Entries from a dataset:
####################

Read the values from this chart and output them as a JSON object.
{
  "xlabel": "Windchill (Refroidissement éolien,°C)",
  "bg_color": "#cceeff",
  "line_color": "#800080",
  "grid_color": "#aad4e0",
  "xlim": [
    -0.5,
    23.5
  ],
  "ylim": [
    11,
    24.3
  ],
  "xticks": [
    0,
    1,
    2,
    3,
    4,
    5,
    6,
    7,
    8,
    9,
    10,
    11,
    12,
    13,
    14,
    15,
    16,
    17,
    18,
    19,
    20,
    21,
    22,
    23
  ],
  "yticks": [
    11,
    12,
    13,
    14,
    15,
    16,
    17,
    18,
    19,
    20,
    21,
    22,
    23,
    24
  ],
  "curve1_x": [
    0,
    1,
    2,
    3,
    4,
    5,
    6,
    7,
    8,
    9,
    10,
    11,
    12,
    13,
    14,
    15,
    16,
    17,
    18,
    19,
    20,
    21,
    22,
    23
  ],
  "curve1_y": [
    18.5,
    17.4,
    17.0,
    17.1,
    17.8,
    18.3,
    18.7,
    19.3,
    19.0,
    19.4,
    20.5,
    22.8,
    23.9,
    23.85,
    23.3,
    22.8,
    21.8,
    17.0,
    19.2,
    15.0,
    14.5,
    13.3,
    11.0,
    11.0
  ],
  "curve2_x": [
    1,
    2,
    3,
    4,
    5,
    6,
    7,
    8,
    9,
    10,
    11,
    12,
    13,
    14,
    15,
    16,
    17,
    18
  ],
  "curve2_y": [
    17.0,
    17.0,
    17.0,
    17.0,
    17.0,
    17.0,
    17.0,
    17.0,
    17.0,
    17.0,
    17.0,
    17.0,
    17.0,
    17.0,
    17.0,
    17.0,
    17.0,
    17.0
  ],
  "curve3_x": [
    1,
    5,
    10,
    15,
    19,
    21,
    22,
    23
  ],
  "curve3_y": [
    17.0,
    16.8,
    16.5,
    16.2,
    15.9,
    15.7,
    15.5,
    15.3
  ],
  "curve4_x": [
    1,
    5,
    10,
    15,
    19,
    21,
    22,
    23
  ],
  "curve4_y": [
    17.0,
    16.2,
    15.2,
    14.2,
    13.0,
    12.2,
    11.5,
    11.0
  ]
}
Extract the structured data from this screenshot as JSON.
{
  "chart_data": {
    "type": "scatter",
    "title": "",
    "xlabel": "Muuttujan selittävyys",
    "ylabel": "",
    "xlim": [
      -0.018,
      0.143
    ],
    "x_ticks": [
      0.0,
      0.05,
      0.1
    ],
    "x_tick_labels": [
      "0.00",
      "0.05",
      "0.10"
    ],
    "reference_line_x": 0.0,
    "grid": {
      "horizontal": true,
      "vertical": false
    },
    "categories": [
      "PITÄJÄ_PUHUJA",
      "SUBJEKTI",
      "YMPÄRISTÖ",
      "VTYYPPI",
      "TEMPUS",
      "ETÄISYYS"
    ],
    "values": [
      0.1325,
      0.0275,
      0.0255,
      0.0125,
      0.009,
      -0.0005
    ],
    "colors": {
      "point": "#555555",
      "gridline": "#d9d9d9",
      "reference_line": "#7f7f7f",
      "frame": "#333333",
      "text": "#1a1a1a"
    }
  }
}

####################

# [To do]
Output the complete data exactly as written.

# [Reply to the task]
Read the values from this chart and output them as a JSON object.
{
  "xlabel": "Windchill (Refroidissement éolien,°C)",
  "bg_color": "#cceeff",
  "line_color": "#800080",
  "grid_color": "#aad4e0",
  "xlim": [
    -0.5,
    23.5
  ],
  "ylim": [
    11,
    24.3
  ],
  "xticks": [
    0,
    1,
    2,
    3,
    4,
    5,
    6,
    7,
    8,
    9,
    10,
    11,
    12,
    13,
    14,
    15,
    16,
    17,
    18,
    19,
    20,
    21,
    22,
    23
  ],
  "yticks": [
    11,
    12,
    13,
    14,
    15,
    16,
    17,
    18,
    19,
    20,
    21,
    22,
    23,
    24
  ],
  "curve1_x": [
    0,
    1,
    2,
    3,
    4,
    5,
    6,
    7,
    8,
    9,
    10,
    11,
    12,
    13,
    14,
    15,
    16,
    17,
    18,
    19,
    20,
    21,
    22,
    23
  ],
  "curve1_y": [
    18.5,
    17.4,
    17.0,
    17.1,
    17.8,
    18.3,
    18.7,
    19.3,
    19.0,
    19.4,
    20.5,
    22.8,
    23.9,
    23.85,
    23.3,
    22.8,
    21.8,
    17.0,
    19.2,
    15.0,
    14.5,
    13.3,
    11.0,
    11.0
  ],
  "curve2_x": [
    1,
    2,
    3,
    4,
    5,
    6,
    7,
    8,
    9,
    10,
    11,
    12,
    13,
    14,
    15,
    16,
    17,
    18
  ],
  "curve2_y": [
    17.0,
    17.0,
    17.0,
    17.0,
    17.0,
    17.0,
    17.0,
    17.0,
    17.0,
    17.0,
    17.0,
    17.0,
    17.0,
    17.0,
    17.0,
    17.0,
    17.0,
    17.0
  ],
  "curve3_x": [
    1,
    5,
    10,
    15,
    19,
    21,
    22,
    23
  ],
  "curve3_y": [
    17.0,
    16.8,
    16.5,
    16.2,
    15.9,
    15.7,
    15.5,
    15.3
  ],
  "curve4_x": [
    1,
    5,
    10,
    15,
    19,
    21,
    22,
    23
  ],
  "curve4_y": [
    17.0,
    16.2,
    15.2,
    14.2,
    13.0,
    12.2,
    11.5,
    11.0
  ]
}
Extract the structured data from this screenshot as JSON.
{
  "chart_data": {
    "type": "scatter",
    "title": "",
    "xlabel": "Muuttujan selittävyys",
    "ylabel": "",
    "xlim": [
      -0.018,
      0.143
    ],
    "x_ticks": [
      0.0,
      0.05,
      0.1
    ],
    "x_tick_labels": [
      "0.00",
      "0.05",
      "0.10"
    ],
    "reference_line_x": 0.0,
    "grid": {
      "horizontal": true,
      "vertical": false
    },
    "categories": [
      "PITÄJÄ_PUHUJA",
      "SUBJEKTI",
      "YMPÄRISTÖ",
      "VTYYPPI",
      "TEMPUS",
      "ETÄISYYS"
    ],
    "values": [
      0.1325,
      0.0275,
      0.0255,
      0.0125,
      0.009,
      -0.0005
    ],
    "colors": {
      "point": "#555555",
      "gridline": "#d9d9d9",
      "reference_line": "#7f7f7f",
      "frame": "#333333",
      "text": "#1a1a1a"
    }
  }
}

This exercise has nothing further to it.